+++ SUPPLIED RECORDS +++

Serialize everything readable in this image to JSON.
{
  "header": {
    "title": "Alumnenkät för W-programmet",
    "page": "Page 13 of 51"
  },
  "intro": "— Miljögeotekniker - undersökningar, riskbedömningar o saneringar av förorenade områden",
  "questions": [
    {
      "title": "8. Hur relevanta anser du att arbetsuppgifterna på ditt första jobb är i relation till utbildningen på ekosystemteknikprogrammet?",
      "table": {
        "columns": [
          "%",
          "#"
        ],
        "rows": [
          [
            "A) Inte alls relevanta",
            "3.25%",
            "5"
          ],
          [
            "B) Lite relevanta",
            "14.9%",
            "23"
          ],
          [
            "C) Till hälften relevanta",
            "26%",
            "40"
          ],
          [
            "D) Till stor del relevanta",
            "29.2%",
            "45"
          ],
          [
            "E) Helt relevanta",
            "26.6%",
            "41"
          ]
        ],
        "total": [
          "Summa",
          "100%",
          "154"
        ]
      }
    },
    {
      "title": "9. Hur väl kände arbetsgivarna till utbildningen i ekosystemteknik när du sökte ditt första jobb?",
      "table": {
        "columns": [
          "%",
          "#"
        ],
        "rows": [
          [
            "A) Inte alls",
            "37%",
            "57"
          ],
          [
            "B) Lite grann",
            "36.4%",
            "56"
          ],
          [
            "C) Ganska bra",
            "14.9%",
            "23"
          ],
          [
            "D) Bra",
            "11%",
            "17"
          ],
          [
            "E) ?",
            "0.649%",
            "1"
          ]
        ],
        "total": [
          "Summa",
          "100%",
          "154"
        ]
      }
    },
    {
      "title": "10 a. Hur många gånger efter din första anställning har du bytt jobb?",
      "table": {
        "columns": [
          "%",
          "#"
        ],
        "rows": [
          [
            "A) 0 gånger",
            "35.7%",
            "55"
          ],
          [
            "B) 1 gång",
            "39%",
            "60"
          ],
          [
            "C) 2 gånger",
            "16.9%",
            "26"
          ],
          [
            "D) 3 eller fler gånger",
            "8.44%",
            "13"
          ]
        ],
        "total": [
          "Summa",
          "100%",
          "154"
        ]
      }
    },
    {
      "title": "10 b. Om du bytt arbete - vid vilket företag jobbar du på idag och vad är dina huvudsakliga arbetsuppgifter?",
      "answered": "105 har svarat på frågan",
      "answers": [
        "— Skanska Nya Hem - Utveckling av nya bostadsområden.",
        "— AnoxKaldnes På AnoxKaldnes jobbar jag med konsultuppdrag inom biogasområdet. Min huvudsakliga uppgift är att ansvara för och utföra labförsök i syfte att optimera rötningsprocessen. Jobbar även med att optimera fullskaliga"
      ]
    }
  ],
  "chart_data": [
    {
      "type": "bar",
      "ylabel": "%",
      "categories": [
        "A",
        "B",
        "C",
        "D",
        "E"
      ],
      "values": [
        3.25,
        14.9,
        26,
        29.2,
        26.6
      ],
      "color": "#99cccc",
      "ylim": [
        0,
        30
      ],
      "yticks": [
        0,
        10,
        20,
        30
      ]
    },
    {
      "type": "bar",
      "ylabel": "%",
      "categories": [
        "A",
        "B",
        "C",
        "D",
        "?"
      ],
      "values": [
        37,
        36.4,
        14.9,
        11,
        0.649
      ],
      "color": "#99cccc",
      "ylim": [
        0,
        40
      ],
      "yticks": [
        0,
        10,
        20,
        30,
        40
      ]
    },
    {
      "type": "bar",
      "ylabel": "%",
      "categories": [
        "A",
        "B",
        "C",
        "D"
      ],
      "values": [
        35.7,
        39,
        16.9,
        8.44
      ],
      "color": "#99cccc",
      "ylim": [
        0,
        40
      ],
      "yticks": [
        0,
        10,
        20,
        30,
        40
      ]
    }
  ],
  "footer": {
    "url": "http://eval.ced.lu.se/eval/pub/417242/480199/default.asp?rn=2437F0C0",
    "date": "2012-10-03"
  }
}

+++

▸ EXERCISE TASK:
Copy down the whole of the data above, matching it exactly.

▸ ANSWER TO THE TASK:
Serialize everything readable in this image to JSON.
{
  "header": {
    "title": "Alumnenkät för W-programmet",
    "page": "Page 13 of 51"
  },
  "intro": "— Miljögeotekniker - undersökningar, riskbedömningar o saneringar av förorenade områden",
  "questions": [
    {
      "title": "8. Hur relevanta anser du att arbetsuppgifterna på ditt första jobb är i relation till utbildningen på ekosystemteknikprogrammet?",
      "table": {
        "columns": [
          "%",
          "#"
        ],
        "rows": [
          [
            "A) Inte alls relevanta",
            "3.25%",
            "5"
          ],
          [
            "B) Lite relevanta",
            "14.9%",
            "23"
          ],
          [
            "C) Till hälften relevanta",
            "26%",
            "40"
          ],
          [
            "D) Till stor del relevanta",
            "29.2%",
            "45"
          ],
          [
            "E) Helt relevanta",
            "26.6%",
            "41"
          ]
        ],
        "total": [
          "Summa",
          "100%",
          "154"
        ]
      }
    },
    {
      "title": "9. Hur väl kände arbetsgivarna till utbildningen i ekosystemteknik när du sökte ditt första jobb?",
      "table": {
        "columns": [
          "%",
          "#"
        ],
        "rows": [
          [
            "A) Inte alls",
            "37%",
            "57"
          ],
          [
            "B) Lite grann",
            "36.4%",
            "56"
          ],
          [
            "C) Ganska bra",
            "14.9%",
            "23"
          ],
          [
            "D) Bra",
            "11%",
            "17"
          ],
          [
            "E) ?",
            "0.649%",
            "1"
          ]
        ],
        "total": [
          "Summa",
          "100%",
          "154"
        ]
      }
    },
    {
      "title": "10 a. Hur många gånger efter din första anställning har du bytt jobb?",
      "table": {
        "columns": [
          "%",
          "#"
        ],
        "rows": [
          [
            "A) 0 gånger",
            "35.7%",
            "55"
          ],
          [
            "B) 1 gång",
            "39%",
            "60"
          ],
          [
            "C) 2 gånger",
            "16.9%",
            "26"
          ],
          [
            "D) 3 eller fler gånger",
            "8.44%",
            "13"
          ]
        ],
        "total": [
          "Summa",
          "100%",
          "154"
        ]
      }
    },
    {
      "title": "10 b. Om du bytt arbete - vid vilket företag jobbar du på idag och vad är dina huvudsakliga arbetsuppgifter?",
      "answered": "105 har svarat på frågan",
      "answers": [
        "— Skanska Nya Hem - Utveckling av nya bostadsområden.",
        "— AnoxKaldnes På AnoxKaldnes jobbar jag med konsultuppdrag inom biogasområdet. Min huvudsakliga uppgift är att ansvara för och utföra labförsök i syfte att optimera rötningsprocessen. Jobbar även med att optimera fullskaliga"
      ]
    }
  ],
  "chart_data": [
    {
      "type": "bar",
      "ylabel": "%",
      "categories": [
        "A",
        "B",
        "C",
        "D",
        "E"
      ],
      "values": [
        3.25,
        14.9,
        26,
        29.2,
        26.6
      ],
      "color": "#99cccc",
      "ylim": [
        0,
        30
      ],
      "yticks": [
        0,
        10,
        20,
        30
      ]
    },
    {
      "type": "bar",
      "ylabel": "%",
      "categories": [
        "A",
        "B",
        "C",
        "D",
        "?"
      ],
      "values": [
        37,
        36.4,
        14.9,
        11,
        0.649
      ],
      "color": "#99cccc",
      "ylim": [
        0,
        40
      ],
      "yticks": [
        0,
        10,
        20,
        30,
        40
      ]
    },
    {
      "type": "bar",
      "ylabel": "%",
      "categories": [
        "A",
        "B",
        "C",
        "D"
      ],
      "values": [
        35.7,
        39,
        16.9,
        8.44
      ],
      "color": "#99cccc",
      "ylim": [
        0,
        40
      ],
      "yticks": [
        0,
        10,
        20,
        30,
        40
      ]
    }
  ],
  "footer": {
    "url": "http://eval.ced.lu.se/eval/pub/417242/480199/default.asp?rn=2437F0C0",
    "date": "2012-10-03"
  }
}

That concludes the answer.